» **Quoted passage**:
BEGIN
"Have heard you can get better reception on these radio if you attach an alligator clip to the end of the telescopic antenna attached to a larger outside or indoor antenna. The few times I've tried to use it I can't pull in anything but regular radio stations, a few garbled sounds on the other bands but nothing readable."
The trouble with that notion is the majority of portables are overloaded by strong signals hence the garble. You can hear "regular" AM stations because that section only uses the internal ferrite rod antenna but the shortwave section relies on the telescopic whip and is designed for optimum reception using it alone. It's hard to explain without all the techie stuff but basically it's too sensitive to handle more input than the whip provides.
Again without getting too technical about the best you can do with that sort of receiver is lengthen the antenna just a bit by connecting 10 or maybe 20' of wire to it but no more. Just toss it across the floor and roll it up when not in use, if you still have garble roll it up a little at a time until things clear up and leave it that way, the excess wrapped with a bit of tape.
END
Structured page parsing data:
BEGIN
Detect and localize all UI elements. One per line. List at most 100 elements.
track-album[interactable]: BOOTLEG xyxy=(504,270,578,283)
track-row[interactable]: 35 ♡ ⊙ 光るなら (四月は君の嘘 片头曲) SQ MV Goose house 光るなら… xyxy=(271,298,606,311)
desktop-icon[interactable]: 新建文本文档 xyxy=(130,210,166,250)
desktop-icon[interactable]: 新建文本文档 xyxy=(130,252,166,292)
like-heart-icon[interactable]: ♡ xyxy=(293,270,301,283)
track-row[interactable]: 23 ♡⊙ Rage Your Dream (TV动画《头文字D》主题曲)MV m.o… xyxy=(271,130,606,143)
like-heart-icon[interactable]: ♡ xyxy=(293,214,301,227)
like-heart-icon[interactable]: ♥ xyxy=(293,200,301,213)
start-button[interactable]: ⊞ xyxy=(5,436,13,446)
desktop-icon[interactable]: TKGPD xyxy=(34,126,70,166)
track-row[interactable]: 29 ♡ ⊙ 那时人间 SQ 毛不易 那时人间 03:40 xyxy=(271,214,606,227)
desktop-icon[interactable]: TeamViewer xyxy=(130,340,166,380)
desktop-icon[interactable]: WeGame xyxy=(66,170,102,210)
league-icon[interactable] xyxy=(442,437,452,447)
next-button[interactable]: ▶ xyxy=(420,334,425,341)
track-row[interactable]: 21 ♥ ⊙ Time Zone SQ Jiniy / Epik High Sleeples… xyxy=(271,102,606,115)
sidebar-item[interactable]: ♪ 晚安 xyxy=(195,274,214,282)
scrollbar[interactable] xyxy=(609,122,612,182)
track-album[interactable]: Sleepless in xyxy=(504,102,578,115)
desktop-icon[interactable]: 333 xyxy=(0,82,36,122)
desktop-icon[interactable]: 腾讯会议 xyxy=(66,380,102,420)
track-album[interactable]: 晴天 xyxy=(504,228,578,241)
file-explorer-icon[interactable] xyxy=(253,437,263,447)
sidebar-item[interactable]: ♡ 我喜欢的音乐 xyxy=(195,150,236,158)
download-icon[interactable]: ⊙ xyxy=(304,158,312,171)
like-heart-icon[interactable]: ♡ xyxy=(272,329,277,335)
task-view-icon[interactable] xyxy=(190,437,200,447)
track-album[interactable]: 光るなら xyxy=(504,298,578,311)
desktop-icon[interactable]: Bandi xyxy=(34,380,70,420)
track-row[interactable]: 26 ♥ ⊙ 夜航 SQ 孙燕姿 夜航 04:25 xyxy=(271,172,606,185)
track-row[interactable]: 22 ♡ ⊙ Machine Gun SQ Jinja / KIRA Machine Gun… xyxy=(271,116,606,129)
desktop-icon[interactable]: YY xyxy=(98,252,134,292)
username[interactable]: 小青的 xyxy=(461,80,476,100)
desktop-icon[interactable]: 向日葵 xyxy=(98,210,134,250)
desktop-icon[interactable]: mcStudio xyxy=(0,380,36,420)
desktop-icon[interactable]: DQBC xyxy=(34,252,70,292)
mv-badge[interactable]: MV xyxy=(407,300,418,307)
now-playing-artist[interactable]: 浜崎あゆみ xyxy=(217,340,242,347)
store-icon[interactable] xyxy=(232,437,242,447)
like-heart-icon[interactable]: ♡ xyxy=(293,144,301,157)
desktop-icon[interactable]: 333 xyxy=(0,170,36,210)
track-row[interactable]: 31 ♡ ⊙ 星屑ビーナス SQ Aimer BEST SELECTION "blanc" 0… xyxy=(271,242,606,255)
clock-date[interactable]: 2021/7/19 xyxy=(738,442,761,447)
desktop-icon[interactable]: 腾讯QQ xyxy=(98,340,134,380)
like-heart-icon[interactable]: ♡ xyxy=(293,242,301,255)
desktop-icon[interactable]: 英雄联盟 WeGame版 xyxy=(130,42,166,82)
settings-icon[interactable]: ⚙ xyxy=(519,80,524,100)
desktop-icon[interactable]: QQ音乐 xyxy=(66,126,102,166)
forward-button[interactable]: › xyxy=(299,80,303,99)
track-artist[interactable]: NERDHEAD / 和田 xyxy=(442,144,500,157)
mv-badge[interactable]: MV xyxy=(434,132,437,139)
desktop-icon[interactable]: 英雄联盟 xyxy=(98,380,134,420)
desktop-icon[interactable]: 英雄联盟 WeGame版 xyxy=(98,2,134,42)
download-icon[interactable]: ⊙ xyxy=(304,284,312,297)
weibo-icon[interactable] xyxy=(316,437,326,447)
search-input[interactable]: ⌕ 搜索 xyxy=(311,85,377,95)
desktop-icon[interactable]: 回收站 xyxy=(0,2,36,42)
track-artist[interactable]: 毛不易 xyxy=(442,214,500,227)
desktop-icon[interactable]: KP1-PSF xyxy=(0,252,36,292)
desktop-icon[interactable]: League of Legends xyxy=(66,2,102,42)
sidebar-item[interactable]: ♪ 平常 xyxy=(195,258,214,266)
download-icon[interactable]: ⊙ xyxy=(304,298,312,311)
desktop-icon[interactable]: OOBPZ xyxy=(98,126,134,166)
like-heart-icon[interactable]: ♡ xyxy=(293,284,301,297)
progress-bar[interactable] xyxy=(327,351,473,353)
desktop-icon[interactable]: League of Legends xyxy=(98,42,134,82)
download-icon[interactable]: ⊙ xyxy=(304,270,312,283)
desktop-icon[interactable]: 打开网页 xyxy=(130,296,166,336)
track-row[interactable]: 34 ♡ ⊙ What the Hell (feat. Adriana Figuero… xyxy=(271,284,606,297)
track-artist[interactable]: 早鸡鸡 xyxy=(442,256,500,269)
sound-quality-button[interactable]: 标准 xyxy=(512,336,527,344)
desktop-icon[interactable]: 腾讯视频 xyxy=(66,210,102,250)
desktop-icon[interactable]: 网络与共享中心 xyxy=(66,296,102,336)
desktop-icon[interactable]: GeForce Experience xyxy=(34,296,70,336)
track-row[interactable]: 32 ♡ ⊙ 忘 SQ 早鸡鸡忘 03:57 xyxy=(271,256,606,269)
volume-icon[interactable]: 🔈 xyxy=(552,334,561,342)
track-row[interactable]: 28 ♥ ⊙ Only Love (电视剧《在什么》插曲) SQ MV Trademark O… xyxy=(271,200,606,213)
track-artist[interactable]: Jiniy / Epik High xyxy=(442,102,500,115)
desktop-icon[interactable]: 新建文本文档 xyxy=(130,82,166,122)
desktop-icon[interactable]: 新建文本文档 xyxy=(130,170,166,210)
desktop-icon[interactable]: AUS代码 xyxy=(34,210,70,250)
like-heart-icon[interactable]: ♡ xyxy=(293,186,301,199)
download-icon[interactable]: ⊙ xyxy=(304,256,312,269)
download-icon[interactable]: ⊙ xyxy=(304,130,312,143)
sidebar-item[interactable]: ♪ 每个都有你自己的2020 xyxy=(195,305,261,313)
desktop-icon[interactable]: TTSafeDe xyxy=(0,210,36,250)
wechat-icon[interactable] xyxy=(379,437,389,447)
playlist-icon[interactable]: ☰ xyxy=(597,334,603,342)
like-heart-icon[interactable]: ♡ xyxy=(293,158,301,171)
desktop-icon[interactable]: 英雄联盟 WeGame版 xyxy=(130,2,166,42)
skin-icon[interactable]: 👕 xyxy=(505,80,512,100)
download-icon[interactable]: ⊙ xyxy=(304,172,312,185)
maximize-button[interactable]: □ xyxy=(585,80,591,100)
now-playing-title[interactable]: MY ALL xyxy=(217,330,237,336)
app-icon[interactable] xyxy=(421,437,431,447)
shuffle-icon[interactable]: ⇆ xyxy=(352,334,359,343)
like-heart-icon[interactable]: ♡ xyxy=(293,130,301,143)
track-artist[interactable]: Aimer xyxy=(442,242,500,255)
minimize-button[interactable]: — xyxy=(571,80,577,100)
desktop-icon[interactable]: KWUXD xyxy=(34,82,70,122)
END
» **Task directions**:
Go on with the passage about getting better shortwave reception on a portable radio, starting right after its last sentence. The entries have nothing to do with this.

» **Result below**:
I would avoid any connection to the wall outlet, that mounting screw is grounded and would make the radio itself part of a giant loop antenna, the AC side of it being also part of the loop. Look at it this way, at the service entrance panel there is a grounded bus bar with the afore mentioned screw and the U shaped blade slot connected to it through a safety ground wire within the power cable. Also in that cable connected to the ground bus is the AC neutral connected to the wider of two slots in the outlet. The narrower slot is the hot lead that eventually goes outside to the pole and may be disregarded for the sake of this discussion. Now visualize the loop back to the bus, the AC neutral being one side and the grounded screw being the other and the radio right in the middle. This makes for more antenna than the radio can handle from an overload point of view AND being part of the AC mains wiring will pull every little bit of static and noise generated by everything on the block, switches opening and closing, fluorescent lamps, dimmer switches, home appliances and everything under the sun channeled right into your radio.
Funny how you remind me of myself and my Frankenstein lash ups when I first started out in the hobby. I had old radio chassis scrounged from the junk pile behind the local repair shop, car radios from the junk yard, transformers, batteries and loads of wire all over the place and somewhere in the middle of it all was a mother shaking a broom and screaming "You better get this mess cleaned up before your father gets home!" My radio adventures taught me one thing about moms and late night DXing, if they don't have radar or some extreme sensitivity to electromagnetic waves at least they have ultrasonic sonar hearing that can pick up the tiny vibrations of a set of headphones at barely audible volume from a thousand yards and homing torpedoes that'll get you every time. Uh oh, I hear her coming up the stairs... Down periscope, DIVE DIVE!!!